◆ **GIVEN TASK**
The data below needs to be returned exactly, line for line.

[begin THE INPUT]

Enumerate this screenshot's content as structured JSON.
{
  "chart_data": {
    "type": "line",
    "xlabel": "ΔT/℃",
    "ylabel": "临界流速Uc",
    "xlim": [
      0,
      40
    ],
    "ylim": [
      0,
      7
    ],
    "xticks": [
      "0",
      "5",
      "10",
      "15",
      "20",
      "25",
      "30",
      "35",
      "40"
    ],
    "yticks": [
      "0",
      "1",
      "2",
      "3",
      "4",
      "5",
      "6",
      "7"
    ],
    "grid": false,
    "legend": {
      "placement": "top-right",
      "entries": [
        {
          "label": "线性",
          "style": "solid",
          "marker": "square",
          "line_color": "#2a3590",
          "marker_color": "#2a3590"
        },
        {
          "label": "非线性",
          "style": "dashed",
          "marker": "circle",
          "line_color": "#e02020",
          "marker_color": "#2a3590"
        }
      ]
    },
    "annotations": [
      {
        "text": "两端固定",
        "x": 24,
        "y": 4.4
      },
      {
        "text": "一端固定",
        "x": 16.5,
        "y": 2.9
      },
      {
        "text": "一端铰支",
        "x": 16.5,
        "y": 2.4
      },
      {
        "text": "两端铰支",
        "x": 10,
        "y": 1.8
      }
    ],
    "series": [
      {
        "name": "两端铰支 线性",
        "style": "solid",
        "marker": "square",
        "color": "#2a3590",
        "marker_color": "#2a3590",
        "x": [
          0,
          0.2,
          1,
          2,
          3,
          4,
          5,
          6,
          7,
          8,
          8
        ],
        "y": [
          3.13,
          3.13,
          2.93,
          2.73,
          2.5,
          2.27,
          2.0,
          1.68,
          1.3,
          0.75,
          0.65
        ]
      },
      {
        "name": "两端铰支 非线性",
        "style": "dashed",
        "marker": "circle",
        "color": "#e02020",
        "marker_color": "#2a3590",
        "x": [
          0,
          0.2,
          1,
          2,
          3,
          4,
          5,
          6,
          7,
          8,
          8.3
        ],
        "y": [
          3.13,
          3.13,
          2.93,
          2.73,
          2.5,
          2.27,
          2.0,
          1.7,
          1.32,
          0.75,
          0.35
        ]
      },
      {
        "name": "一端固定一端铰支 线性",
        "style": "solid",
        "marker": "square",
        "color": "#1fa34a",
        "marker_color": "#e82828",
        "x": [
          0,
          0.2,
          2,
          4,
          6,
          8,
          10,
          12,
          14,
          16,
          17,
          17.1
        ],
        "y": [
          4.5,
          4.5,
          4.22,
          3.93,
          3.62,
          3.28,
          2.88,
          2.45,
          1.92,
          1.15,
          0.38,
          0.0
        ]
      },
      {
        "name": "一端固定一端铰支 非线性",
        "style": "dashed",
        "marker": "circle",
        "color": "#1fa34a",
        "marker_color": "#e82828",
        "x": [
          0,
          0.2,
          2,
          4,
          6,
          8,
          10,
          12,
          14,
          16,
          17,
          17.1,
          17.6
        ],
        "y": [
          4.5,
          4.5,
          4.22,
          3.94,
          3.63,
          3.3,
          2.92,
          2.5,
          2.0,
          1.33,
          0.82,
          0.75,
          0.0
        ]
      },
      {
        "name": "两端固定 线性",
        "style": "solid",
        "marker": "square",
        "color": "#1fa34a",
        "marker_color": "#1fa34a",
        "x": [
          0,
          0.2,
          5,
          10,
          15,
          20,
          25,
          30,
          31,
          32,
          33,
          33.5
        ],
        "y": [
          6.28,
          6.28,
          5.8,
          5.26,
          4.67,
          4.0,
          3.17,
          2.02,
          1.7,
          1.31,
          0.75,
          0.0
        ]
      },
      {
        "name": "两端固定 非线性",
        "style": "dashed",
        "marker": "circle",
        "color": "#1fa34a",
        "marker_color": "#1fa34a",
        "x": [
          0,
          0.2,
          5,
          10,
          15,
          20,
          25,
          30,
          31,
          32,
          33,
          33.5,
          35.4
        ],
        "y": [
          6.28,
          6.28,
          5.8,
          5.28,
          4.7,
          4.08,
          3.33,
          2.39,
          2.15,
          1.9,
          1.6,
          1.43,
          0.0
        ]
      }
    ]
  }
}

[end THE INPUT]

◆ **RESULT OF THE TASK**
Enumerate this screenshot's content as structured JSON.
{
  "chart_data": {
    "type": "line",
    "xlabel": "ΔT/℃",
    "ylabel": "临界流速Uc",
    "xlim": [
      0,
      40
    ],
    "ylim": [
      0,
      7
    ],
    "xticks": [
      "0",
      "5",
      "10",
      "15",
      "20",
      "25",
      "30",
      "35",
      "40"
    ],
    "yticks": [
      "0",
      "1",
      "2",
      "3",
      "4",
      "5",
      "6",
      "7"
    ],
    "grid": false,
    "legend": {
      "placement": "top-right",
      "entries": [
        {
          "label": "线性",
          "style": "solid",
          "marker": "square",
          "line_color": "#2a3590",
          "marker_color": "#2a3590"
        },
        {
          "label": "非线性",
          "style": "dashed",
          "marker": "circle",
          "line_color": "#e02020",
          "marker_color": "#2a3590"
        }
      ]
    },
    "annotations": [
      {
        "text": "两端固定",
        "x": 24,
        "y": 4.4
      },
      {
        "text": "一端固定",
        "x": 16.5,
        "y": 2.9
      },
      {
        "text": "一端铰支",
        "x": 16.5,
        "y": 2.4
      },
      {
        "text": "两端铰支",
        "x": 10,
        "y": 1.8
      }
    ],
    "series": [
      {
        "name": "两端铰支 线性",
        "style": "solid",
        "marker": "square",
        "color": "#2a3590",
        "marker_color": "#2a3590",
        "x": [
          0,
          0.2,
          1,
          2,
          3,
          4,
          5,
          6,
          7,
          8,
          8
        ],
        "y": [
          3.13,
          3.13,
          2.93,
          2.73,
          2.5,
          2.27,
          2.0,
          1.68,
          1.3,
          0.75,
          0.65
        ]
      },
      {
        "name": "两端铰支 非线性",
        "style": "dashed",
        "marker": "circle",
        "color": "#e02020",
        "marker_color": "#2a3590",
        "x": [
          0,
          0.2,
          1,
          2,
          3,
          4,
          5,
          6,
          7,
          8,
          8.3
        ],
        "y": [
          3.13,
          3.13,
          2.93,
          2.73,
          2.5,
          2.27,
          2.0,
          1.7,
          1.32,
          0.75,
          0.35
        ]
      },
      {
        "name": "一端固定一端铰支 线性",
        "style": "solid",
        "marker": "square",
        "color": "#1fa34a",
        "marker_color": "#e82828",
        "x": [
          0,
          0.2,
          2,
          4,
          6,
          8,
          10,
          12,
          14,
          16,
          17,
          17.1
        ],
        "y": [
          4.5,
          4.5,
          4.22,
          3.93,
          3.62,
          3.28,
          2.88,
          2.45,
          1.92,
          1.15,
          0.38,
          0.0
        ]
      },
      {
        "name": "一端固定一端铰支 非线性",
        "style": "dashed",
        "marker": "circle",
        "color": "#1fa34a",
        "marker_color": "#e82828",
        "x": [
          0,
          0.2,
          2,
          4,
          6,
          8,
          10,
          12,
          14,
          16,
          17,
          17.1,
          17.6
        ],
        "y": [
          4.5,
          4.5,
          4.22,
          3.94,
          3.63,
          3.3,
          2.92,
          2.5,
          2.0,
          1.33,
          0.82,
          0.75,
          0.0
        ]
      },
      {
        "name": "两端固定 线性",
        "style": "solid",
        "marker": "square",
        "color": "#1fa34a",
        "marker_color": "#1fa34a",
        "x": [
          0,
          0.2,
          5,
          10,
          15,
          20,
          25,
          30,
          31,
          32,
          33,
          33.5
        ],
        "y": [
          6.28,
          6.28,
          5.8,
          5.26,
          4.67,
          4.0,
          3.17,
          2.02,
          1.7,
          1.31,
          0.75,
          0.0
        ]
      },
      {
        "name": "两端固定 非线性",
        "style": "dashed",
        "marker": "circle",
        "color": "#1fa34a",
        "marker_color": "#1fa34a",
        "x": [
          0,
          0.2,
          5,
          10,
          15,
          20,
          25,
          30,
          31,
          32,
          33,
          33.5,
          35.4
        ],
        "y": [
          6.28,
          6.28,
          5.8,
          5.28,
          4.7,
          4.08,
          3.33,
          2.39,
          2.15,
          1.9,
          1.6,
          1.43,
          0.0
        ]
      }
    ]
  }
}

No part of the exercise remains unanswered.